◆ What you will do:
Turn every line of the entries below into a numbered list, and leave out any blank lines.
━━ Entries provided ━━
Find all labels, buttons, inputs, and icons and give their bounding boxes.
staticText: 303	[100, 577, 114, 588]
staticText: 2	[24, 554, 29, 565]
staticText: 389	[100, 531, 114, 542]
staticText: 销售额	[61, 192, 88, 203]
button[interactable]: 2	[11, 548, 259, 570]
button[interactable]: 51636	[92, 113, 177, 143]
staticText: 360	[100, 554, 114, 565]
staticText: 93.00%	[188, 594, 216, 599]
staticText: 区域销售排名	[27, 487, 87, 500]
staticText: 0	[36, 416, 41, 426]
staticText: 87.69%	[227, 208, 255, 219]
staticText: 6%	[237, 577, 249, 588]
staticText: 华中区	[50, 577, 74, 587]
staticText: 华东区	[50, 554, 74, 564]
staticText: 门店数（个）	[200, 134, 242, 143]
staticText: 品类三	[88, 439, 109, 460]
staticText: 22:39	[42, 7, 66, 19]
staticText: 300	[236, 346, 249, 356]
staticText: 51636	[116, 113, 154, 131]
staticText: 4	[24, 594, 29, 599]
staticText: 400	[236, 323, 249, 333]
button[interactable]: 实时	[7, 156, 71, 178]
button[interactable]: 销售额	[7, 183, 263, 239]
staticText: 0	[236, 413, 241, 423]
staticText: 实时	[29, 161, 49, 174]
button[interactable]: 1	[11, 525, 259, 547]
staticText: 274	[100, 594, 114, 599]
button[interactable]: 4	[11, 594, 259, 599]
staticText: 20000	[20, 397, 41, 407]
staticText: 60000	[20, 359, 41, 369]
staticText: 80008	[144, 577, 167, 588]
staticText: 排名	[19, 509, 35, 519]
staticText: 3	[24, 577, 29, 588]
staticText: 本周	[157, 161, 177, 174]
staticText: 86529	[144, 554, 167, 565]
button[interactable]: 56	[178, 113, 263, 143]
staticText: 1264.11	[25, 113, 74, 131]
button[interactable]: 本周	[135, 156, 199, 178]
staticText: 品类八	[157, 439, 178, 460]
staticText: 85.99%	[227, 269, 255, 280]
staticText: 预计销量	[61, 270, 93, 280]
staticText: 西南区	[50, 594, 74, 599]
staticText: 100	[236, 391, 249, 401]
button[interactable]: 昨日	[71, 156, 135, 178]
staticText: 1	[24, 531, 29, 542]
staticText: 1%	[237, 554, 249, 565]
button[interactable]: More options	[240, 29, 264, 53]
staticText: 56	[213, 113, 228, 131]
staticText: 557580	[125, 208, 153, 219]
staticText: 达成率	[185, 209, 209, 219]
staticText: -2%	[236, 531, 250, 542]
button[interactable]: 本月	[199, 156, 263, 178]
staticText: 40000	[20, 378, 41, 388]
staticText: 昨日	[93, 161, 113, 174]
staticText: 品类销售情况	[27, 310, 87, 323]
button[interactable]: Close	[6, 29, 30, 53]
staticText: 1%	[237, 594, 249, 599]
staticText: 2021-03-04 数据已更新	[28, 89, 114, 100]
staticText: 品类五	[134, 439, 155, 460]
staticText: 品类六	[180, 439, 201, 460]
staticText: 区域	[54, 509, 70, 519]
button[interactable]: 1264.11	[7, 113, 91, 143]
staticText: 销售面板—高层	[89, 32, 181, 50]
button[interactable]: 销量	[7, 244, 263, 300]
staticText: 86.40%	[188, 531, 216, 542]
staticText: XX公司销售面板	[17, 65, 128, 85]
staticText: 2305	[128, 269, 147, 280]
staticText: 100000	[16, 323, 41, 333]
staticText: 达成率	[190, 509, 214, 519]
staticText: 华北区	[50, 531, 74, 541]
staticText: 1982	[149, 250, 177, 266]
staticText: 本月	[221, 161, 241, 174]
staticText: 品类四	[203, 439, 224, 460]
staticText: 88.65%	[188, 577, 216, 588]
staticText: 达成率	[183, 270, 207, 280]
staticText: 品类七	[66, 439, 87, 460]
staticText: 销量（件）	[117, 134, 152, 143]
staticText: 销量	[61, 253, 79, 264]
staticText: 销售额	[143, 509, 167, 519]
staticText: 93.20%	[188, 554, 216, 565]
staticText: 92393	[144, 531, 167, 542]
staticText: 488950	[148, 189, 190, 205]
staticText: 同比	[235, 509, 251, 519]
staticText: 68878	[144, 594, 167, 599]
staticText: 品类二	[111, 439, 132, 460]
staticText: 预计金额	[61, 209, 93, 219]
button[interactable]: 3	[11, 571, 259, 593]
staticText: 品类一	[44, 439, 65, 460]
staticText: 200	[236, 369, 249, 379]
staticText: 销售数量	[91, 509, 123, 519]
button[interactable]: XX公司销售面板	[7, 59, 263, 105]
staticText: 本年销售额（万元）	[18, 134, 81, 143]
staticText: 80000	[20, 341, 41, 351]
━━━
◆ Answer to this exercise:
1. Find all labels, buttons, inputs, and icons and give their bounding boxes.
2. staticText: 303	[100, 577, 114, 588]
3. staticText: 2	[24, 554, 29, 565]
4. staticText: 389	[100, 531, 114, 542]
5. staticText: 销售额	[61, 192, 88, 203]
6. button[interactable]: 2	[11, 548, 259, 570]
7. button[interactable]: 51636	[92, 113, 177, 143]
8. staticText: 360	[100, 554, 114, 565]
9. staticText: 93.00%	[188, 594, 216, 599]
10. staticText: 区域销售排名	[27, 487, 87, 500]
11. staticText: 0	[36, 416, 41, 426]
12. staticText: 87.69%	[227, 208, 255, 219]
13. staticText: 6%	[237, 577, 249, 588]
14. staticText: 华中区	[50, 577, 74, 587]
15. staticText: 华东区	[50, 554, 74, 564]
16. staticText: 门店数（个）	[200, 134, 242, 143]
17. staticText: 品类三	[88, 439, 109, 460]
18. staticText: 22:39	[42, 7, 66, 19]
19. staticText: 300	[236, 346, 249, 356]
20. staticText: 51636	[116, 113, 154, 131]
21. staticText: 4	[24, 594, 29, 599]
22. staticText: 400	[236, 323, 249, 333]
23. button[interactable]: 实时	[7, 156, 71, 178]
24. button[interactable]: 销售额	[7, 183, 263, 239]
25. staticText: 0	[236, 413, 241, 423]
26. staticText: 实时	[29, 161, 49, 174]
27. button[interactable]: 1	[11, 525, 259, 547]
28. staticText: 274	[100, 594, 114, 599]
29. button[interactable]: 4	[11, 594, 259, 599]
30. staticText: 20000	[20, 397, 41, 407]
31. staticText: 60000	[20, 359, 41, 369]
32. staticText: 80008	[144, 577, 167, 588]
33. staticText: 排名	[19, 509, 35, 519]
34. staticText: 3	[24, 577, 29, 588]
35. staticText: 本周	[157, 161, 177, 174]
36. staticText: 86529	[144, 554, 167, 565]
37. button[interactable]: 56	[178, 113, 263, 143]
38. staticText: 1264.11	[25, 113, 74, 131]
39. button[interactable]: 本周	[135, 156, 199, 178]
40. staticText: 品类八	[157, 439, 178, 460]
41. staticText: 85.99%	[227, 269, 255, 280]
42. staticText: 预计销量	[61, 270, 93, 280]
43. staticText: 西南区	[50, 594, 74, 599]
44. staticText: 100	[236, 391, 249, 401]
45. button[interactable]: 昨日	[71, 156, 135, 178]
46. staticText: 1	[24, 531, 29, 542]
47. staticText: 1%	[237, 554, 249, 565]
48. button[interactable]: More options	[240, 29, 264, 53]
49. staticText: 56	[213, 113, 228, 131]
50. staticText: 557580	[125, 208, 153, 219]
51. staticText: 达成率	[185, 209, 209, 219]
52. staticText: -2%	[236, 531, 250, 542]
53. button[interactable]: 本月	[199, 156, 263, 178]
54. staticText: 40000	[20, 378, 41, 388]
55. staticText: 昨日	[93, 161, 113, 174]
56. staticText: 品类销售情况	[27, 310, 87, 323]
57. button[interactable]: Close	[6, 29, 30, 53]
58. staticText: 1%	[237, 594, 249, 599]
59. staticText: 2021-03-04 数据已更新	[28, 89, 114, 100]
60. staticText: 品类五	[134, 439, 155, 460]
61. staticText: 品类六	[180, 439, 201, 460]
62. staticText: 区域	[54, 509, 70, 519]
63. button[interactable]: 1264.11	[7, 113, 91, 143]
64. staticText: 销售面板—高层	[89, 32, 181, 50]
65. button[interactable]: 销量	[7, 244, 263, 300]
66. staticText: 86.40%	[188, 531, 216, 542]
67. staticText: XX公司销售面板	[17, 65, 128, 85]
68. staticText: 2305	[128, 269, 147, 280]
69. staticText: 100000	[16, 323, 41, 333]
70. staticText: 达成率	[190, 509, 214, 519]
71. staticText: 华北区	[50, 531, 74, 541]
72. staticText: 1982	[149, 250, 177, 266]
73. staticText: 本月	[221, 161, 241, 174]
74. staticText: 品类四	[203, 439, 224, 460]
75. staticText: 88.65%	[188, 577, 216, 588]
76. staticText: 达成率	[183, 270, 207, 280]
77. staticText: 品类七	[66, 439, 87, 460]
78. staticText: 销量（件）	[117, 134, 152, 143]
79. staticText: 销量	[61, 253, 79, 264]
80. staticText: 销售额	[143, 509, 167, 519]
81. staticText: 93.20%	[188, 554, 216, 565]
82. staticText: 92393	[144, 531, 167, 542]
83. staticText: 488950	[148, 189, 190, 205]
84. staticText: 同比	[235, 509, 251, 519]
85. staticText: 68878	[144, 594, 167, 599]
86. staticText: 品类二	[111, 439, 132, 460]
87. staticText: 预计金额	[61, 209, 93, 219]
88. button[interactable]: 3	[11, 571, 259, 593]
89. staticText: 品类一	[44, 439, 65, 460]
90. staticText: 200	[236, 369, 249, 379]
91. staticText: 销售数量	[91, 509, 123, 519]
92. button[interactable]: XX公司销售面板	[7, 59, 263, 105]
93. staticText: 本年销售额（万元）	[18, 134, 81, 143]
94. staticText: 80000	[20, 341, 41, 351]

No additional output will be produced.